_EXERCISE_
Copy the items starting at the line with "button[interactable]: Close bbox=[7, 28, 35, 54]" and ending at the line with "staticText: Kiểm tra", both included, exactly as they appear.

_THE RECORDS_
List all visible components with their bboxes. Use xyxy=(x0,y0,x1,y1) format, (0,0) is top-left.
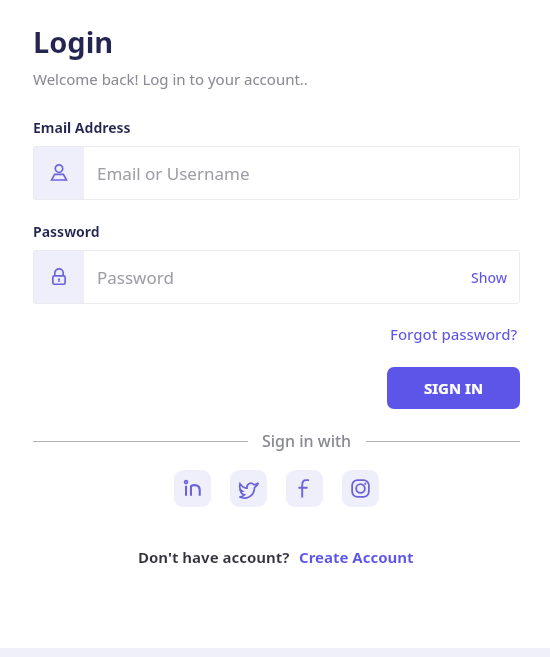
staticText: Don't have account? xyxy=(138,547,290,567)
staticText: Login xyxy=(33,22,114,61)
staticText: SIGN IN xyxy=(424,378,484,398)
staticText: Welcome back! Log in to your account.. xyxy=(33,69,308,89)
staticText: Show xyxy=(471,268,508,287)
button[interactable]: Twitter xyxy=(230,470,267,507)
staticText: Sign in with xyxy=(262,430,352,452)
button[interactable]: Facebook xyxy=(286,470,323,507)
button[interactable]: Instagram xyxy=(342,470,379,507)
staticText: Create Account xyxy=(299,547,414,567)
button[interactable]: Password xyxy=(33,250,520,304)
staticText: Forgot password? xyxy=(390,324,518,344)
staticText: Password xyxy=(33,222,100,241)
button[interactable]: SIGN IN xyxy=(387,367,520,409)
staticText: Password xyxy=(97,266,174,289)
staticText: Email or Username xyxy=(97,162,250,185)
button[interactable]: Create Account xyxy=(297,545,416,569)
button[interactable]: Forgot password? xyxy=(388,322,520,346)
button[interactable]: Show xyxy=(459,262,520,293)
staticText: Email Address xyxy=(33,118,131,137)
button[interactable]: Email or Username xyxy=(33,146,520,200)
button[interactable]: LinkedIn xyxy=(174,470,211,507)
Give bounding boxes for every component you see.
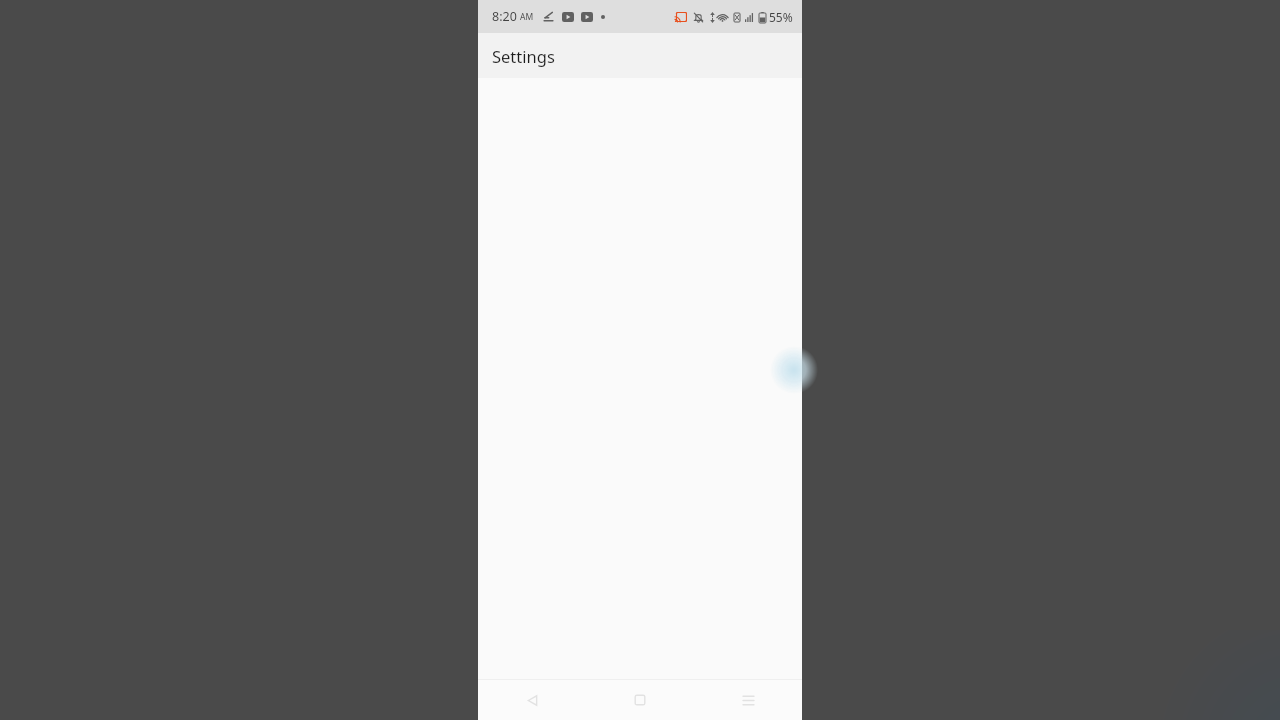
staticText: Settings bbox=[492, 45, 555, 67]
staticText: 8:20 bbox=[492, 8, 517, 25]
staticText: 55% bbox=[769, 9, 793, 25]
staticText: AM bbox=[520, 11, 534, 23]
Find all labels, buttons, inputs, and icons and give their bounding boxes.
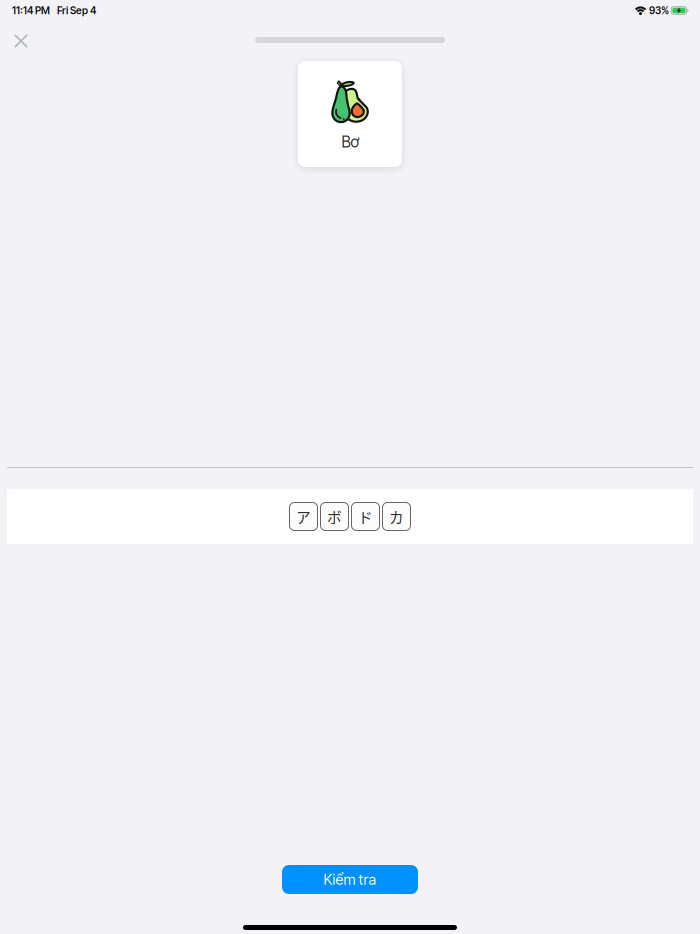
button[interactable]: Close bbox=[7, 28, 35, 54]
staticText: ド bbox=[358, 506, 373, 527]
staticText: ボ bbox=[327, 506, 342, 527]
button[interactable]: ド bbox=[352, 502, 380, 530]
staticText: ア bbox=[296, 506, 311, 527]
staticText: 11:14 PM bbox=[12, 4, 50, 17]
staticText: 93% bbox=[649, 4, 669, 17]
button[interactable]: ア bbox=[290, 502, 318, 530]
button[interactable]: Kiểm tra bbox=[282, 865, 418, 894]
staticText: Fri Sep 4 bbox=[57, 4, 96, 17]
button[interactable]: カ bbox=[382, 502, 410, 530]
staticText: Kiểm tra bbox=[324, 871, 376, 888]
staticText: Bơ bbox=[342, 133, 358, 151]
button[interactable]: ボ bbox=[320, 502, 348, 530]
staticText: カ bbox=[389, 506, 404, 527]
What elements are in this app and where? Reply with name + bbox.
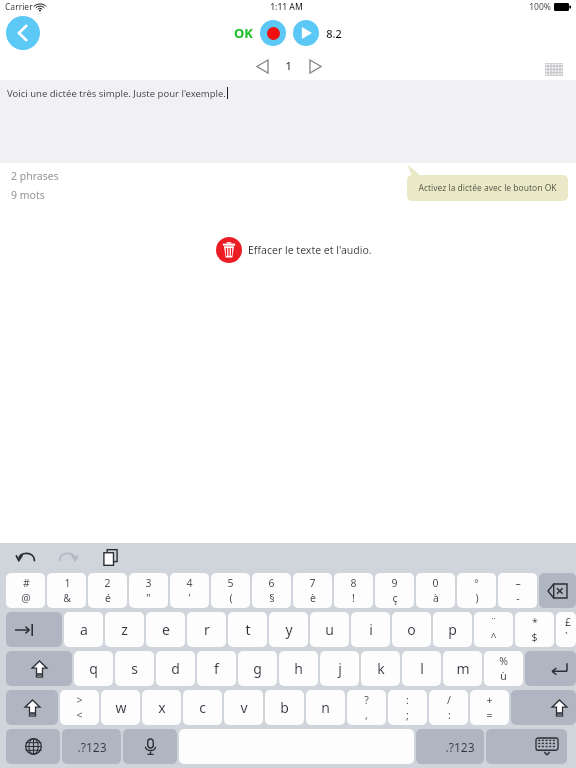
button[interactable]: g (238, 651, 277, 686)
button[interactable]: Return (525, 651, 576, 686)
button[interactable]: o (392, 612, 431, 647)
button[interactable]: > (60, 690, 99, 725)
button[interactable]: b (265, 690, 304, 725)
button[interactable]: r (187, 612, 226, 647)
button[interactable]: Tab (6, 612, 62, 647)
button[interactable]: Paste (96, 543, 124, 571)
button[interactable]: # (6, 573, 45, 608)
button[interactable]: 9 (375, 573, 414, 608)
button[interactable]: z (105, 612, 144, 647)
button[interactable]: 4 (170, 573, 209, 608)
staticText: 9 mots (11, 188, 45, 202)
button[interactable]: Shift (511, 690, 576, 725)
staticText: ) (475, 591, 479, 605)
button[interactable]: n (306, 690, 345, 725)
staticText: g (253, 659, 262, 678)
button[interactable]: v (224, 690, 263, 725)
button[interactable]: OK (234, 24, 253, 42)
staticText: * (532, 615, 538, 629)
button[interactable]: .?123 (416, 729, 484, 764)
button[interactable]: Play (293, 20, 319, 46)
button[interactable]: Undo (12, 543, 40, 571)
button[interactable]: Previous page (252, 56, 272, 76)
button[interactable]: i (351, 612, 390, 647)
button[interactable]: Backspace (539, 573, 576, 608)
button[interactable]: – (498, 573, 537, 608)
button[interactable]: f (197, 651, 236, 686)
button[interactable]: Shift (6, 690, 58, 725)
staticText: h (294, 659, 303, 678)
button[interactable]: Show keyboard (543, 58, 565, 80)
button[interactable]: ° (457, 573, 496, 608)
button[interactable]: Back (6, 16, 40, 50)
button[interactable]: Record (260, 20, 286, 46)
staticText: Carrier (5, 1, 33, 13)
staticText: à (433, 591, 439, 605)
button[interactable]: j (320, 651, 359, 686)
button[interactable]: £ (556, 612, 576, 647)
button[interactable]: e (146, 612, 185, 647)
button[interactable]: 5 (211, 573, 250, 608)
button[interactable]: + (470, 690, 509, 725)
button[interactable]: Shift (6, 651, 72, 686)
staticText: n (321, 698, 330, 717)
button[interactable]: * (515, 612, 554, 647)
staticText: Activez la dictée avec le bouton OK (418, 182, 557, 194)
staticText: 7 (309, 576, 316, 590)
button[interactable]: Effacer le texte et l'audio. (216, 237, 372, 263)
staticText: ' (188, 591, 191, 605)
button[interactable]: Next page (305, 56, 325, 76)
button[interactable]: u (310, 612, 349, 647)
staticText: k (377, 659, 385, 678)
staticText: q (89, 659, 98, 678)
staticText: w (115, 698, 127, 717)
button[interactable]: % (484, 651, 523, 686)
button[interactable]: m (443, 651, 482, 686)
staticText: Effacer le texte et l'audio. (248, 243, 372, 257)
button[interactable]: h (279, 651, 318, 686)
button[interactable]: c (183, 690, 222, 725)
staticText: i (369, 620, 373, 639)
staticText: : (406, 693, 409, 707)
staticText: - (516, 591, 520, 605)
button[interactable]: x (142, 690, 181, 725)
staticText: + (486, 693, 493, 707)
button[interactable]: 6 (252, 573, 291, 608)
staticText: ( (229, 591, 233, 605)
staticText: % (499, 654, 508, 668)
button[interactable]: q (74, 651, 113, 686)
button[interactable]: 3 (129, 573, 168, 608)
button[interactable]: y (269, 612, 308, 647)
staticText: 8 (350, 576, 357, 590)
button[interactable]: 7 (293, 573, 332, 608)
button[interactable]: a (64, 612, 103, 647)
button[interactable]: 0 (416, 573, 455, 608)
button[interactable]: .?123 (62, 729, 121, 764)
button[interactable]: p (433, 612, 472, 647)
button[interactable]: Dictate (123, 729, 177, 764)
staticText: ^ (490, 630, 497, 644)
button[interactable]: ? (347, 690, 386, 725)
staticText: Voici une dictée très simple. Juste pour… (7, 87, 226, 100)
button[interactable]: 1 (47, 573, 86, 608)
button[interactable]: / (429, 690, 468, 725)
staticText: c (199, 698, 206, 717)
button[interactable]: t (228, 612, 267, 647)
button[interactable]: d (156, 651, 195, 686)
button[interactable]: s (115, 651, 154, 686)
button[interactable]: w (101, 690, 140, 725)
button[interactable]: Hide keyboard (486, 729, 567, 764)
button[interactable]: Voici une dictée très simple. Juste pour… (0, 80, 576, 163)
button[interactable]: Redo (54, 543, 82, 571)
staticText: 2 (104, 576, 111, 590)
button[interactable]: l (402, 651, 441, 686)
button[interactable]: 8 (334, 573, 373, 608)
button[interactable]: ¨ (474, 612, 513, 647)
staticText: é (105, 591, 111, 605)
button[interactable]: : (388, 690, 427, 725)
staticText: o (407, 620, 416, 639)
button[interactable]: 2 (88, 573, 127, 608)
button[interactable]: k (361, 651, 400, 686)
button[interactable]: Next keyboard (6, 729, 60, 764)
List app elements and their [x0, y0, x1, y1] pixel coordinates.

_RESPONSE TO THIS TASK_
button[interactable]: Close bbox=[7, 28, 35, 54]
staticText: ド bbox=[358, 506, 373, 527]
staticText: ボ bbox=[327, 506, 342, 527]
button[interactable]: ド bbox=[352, 502, 380, 530]
staticText: ア bbox=[296, 506, 311, 527]
staticText: 11:14 PM bbox=[12, 4, 50, 17]
staticText: 93% bbox=[649, 4, 669, 17]
button[interactable]: ア bbox=[290, 502, 318, 530]
button[interactable]: Kiểm tra bbox=[282, 865, 418, 894]
staticText: Fri Sep 4 bbox=[57, 4, 96, 17]
button[interactable]: カ bbox=[382, 502, 410, 530]
staticText: Kiểm tra bbox=[324, 871, 376, 888]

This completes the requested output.